→ **Material shown**
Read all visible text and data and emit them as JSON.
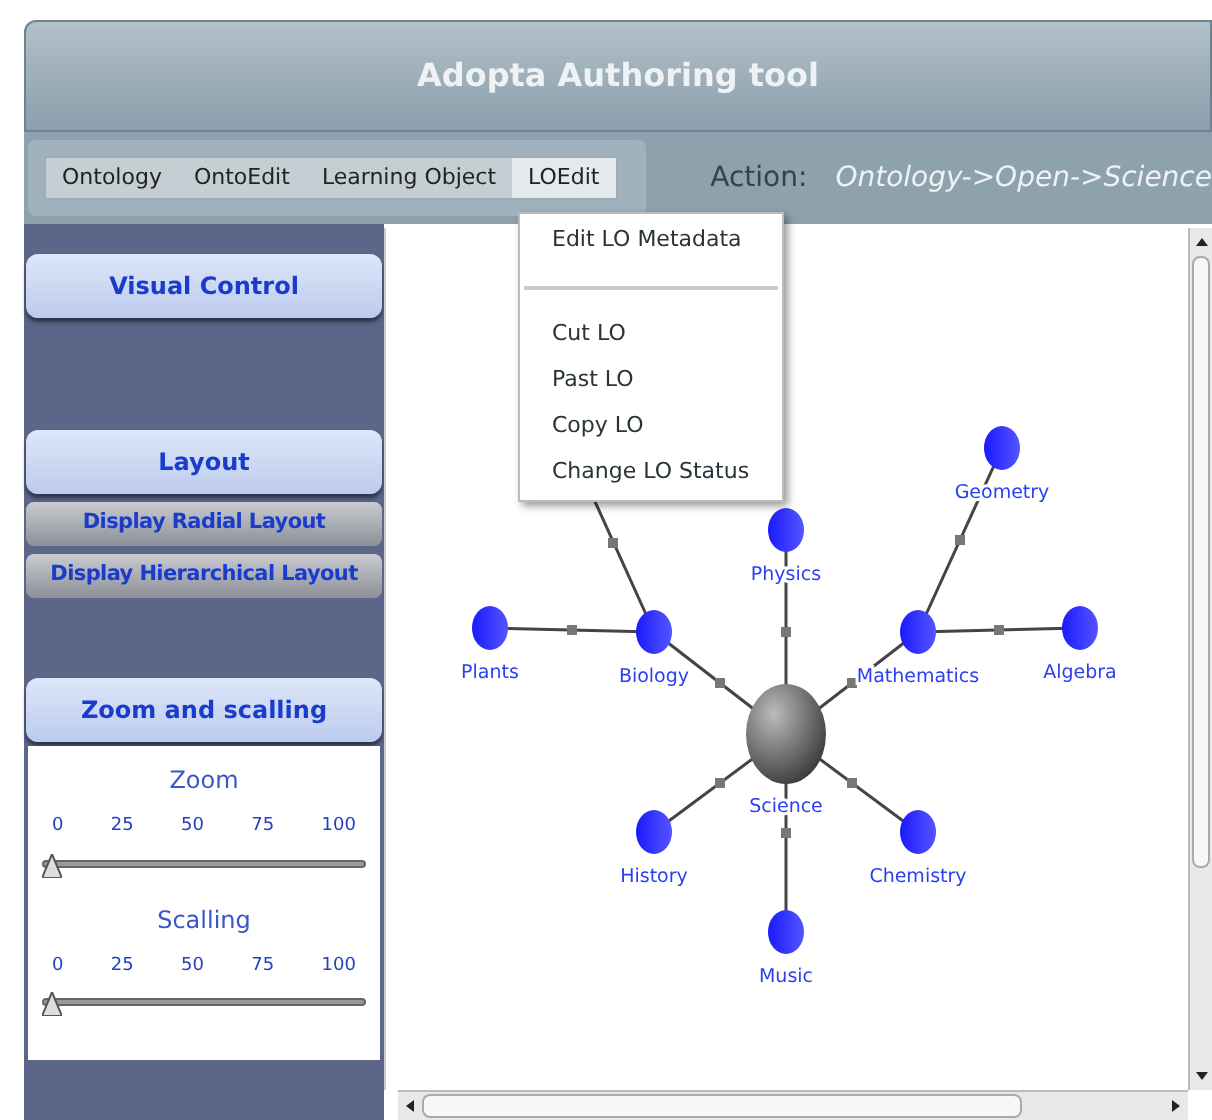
{
  "window": {
    "title": "Adopta Authoring tool"
  },
  "menu_bar": [
    {
      "label": "Ontology",
      "selected": false
    },
    {
      "label": "OntoEdit",
      "selected": false
    },
    {
      "label": "Learning Object",
      "selected": false
    },
    {
      "label": "LOEdit",
      "selected": true
    }
  ],
  "action": {
    "label": "Action:",
    "value": "Ontology->Open->Science"
  },
  "dropdown": [
    {
      "kind": "item",
      "label": "Edit LO Metadata"
    },
    {
      "kind": "separator"
    },
    {
      "kind": "item",
      "label": "Cut LO"
    },
    {
      "kind": "item",
      "label": "Past LO"
    },
    {
      "kind": "item",
      "label": "Copy LO"
    },
    {
      "kind": "item",
      "label": "Change LO Status"
    }
  ],
  "sidebar": {
    "visual_control": "Visual Control",
    "layout": "Layout",
    "layout_buttons": [
      "Display Radial Layout",
      "Display Hierarchical Layout"
    ],
    "zoom_section": "Zoom and scalling",
    "sliders": [
      {
        "label": "Zoom",
        "ticks": [
          "0",
          "25",
          "50",
          "75",
          "100"
        ],
        "level": 0
      },
      {
        "label": "Scalling",
        "ticks": [
          "0",
          "25",
          "50",
          "75",
          "100"
        ],
        "level": 0
      }
    ]
  },
  "graph": {
    "label": "Science",
    "children": [
      {
        "label": "Biology",
        "children": [
          {
            "label": "Plants"
          }
        ]
      },
      {
        "label": "Physics"
      },
      {
        "label": "Mathematics",
        "children": [
          {
            "label": "Geometry"
          },
          {
            "label": "Algebra"
          }
        ]
      },
      {
        "label": "History"
      },
      {
        "label": "Chemistry"
      },
      {
        "label": "Music"
      }
    ]
  }
}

→ **Short exercise**
Can you retype every record above exactly, leaving out the pictures?

→ **Answer to the problem**
Read all visible text and data and emit them as JSON.
{
  "window": {
    "title": "Adopta Authoring tool"
  },
  "menu_bar": [
    {
      "label": "Ontology",
      "selected": false
    },
    {
      "label": "OntoEdit",
      "selected": false
    },
    {
      "label": "Learning Object",
      "selected": false
    },
    {
      "label": "LOEdit",
      "selected": true
    }
  ],
  "action": {
    "label": "Action:",
    "value": "Ontology->Open->Science"
  },
  "dropdown": [
    {
      "kind": "item",
      "label": "Edit LO Metadata"
    },
    {
      "kind": "separator"
    },
    {
      "kind": "item",
      "label": "Cut LO"
    },
    {
      "kind": "item",
      "label": "Past LO"
    },
    {
      "kind": "item",
      "label": "Copy LO"
    },
    {
      "kind": "item",
      "label": "Change LO Status"
    }
  ],
  "sidebar": {
    "visual_control": "Visual Control",
    "layout": "Layout",
    "layout_buttons": [
      "Display Radial Layout",
      "Display Hierarchical Layout"
    ],
    "zoom_section": "Zoom and scalling",
    "sliders": [
      {
        "label": "Zoom",
        "ticks": [
          "0",
          "25",
          "50",
          "75",
          "100"
        ],
        "level": 0
      },
      {
        "label": "Scalling",
        "ticks": [
          "0",
          "25",
          "50",
          "75",
          "100"
        ],
        "level": 0
      }
    ]
  },
  "graph": {
    "label": "Science",
    "children": [
      {
        "label": "Biology",
        "children": [
          {
            "label": "Plants"
          }
        ]
      },
      {
        "label": "Physics"
      },
      {
        "label": "Mathematics",
        "children": [
          {
            "label": "Geometry"
          },
          {
            "label": "Algebra"
          }
        ]
      },
      {
        "label": "History"
      },
      {
        "label": "Chemistry"
      },
      {
        "label": "Music"
      }
    ]
  }
}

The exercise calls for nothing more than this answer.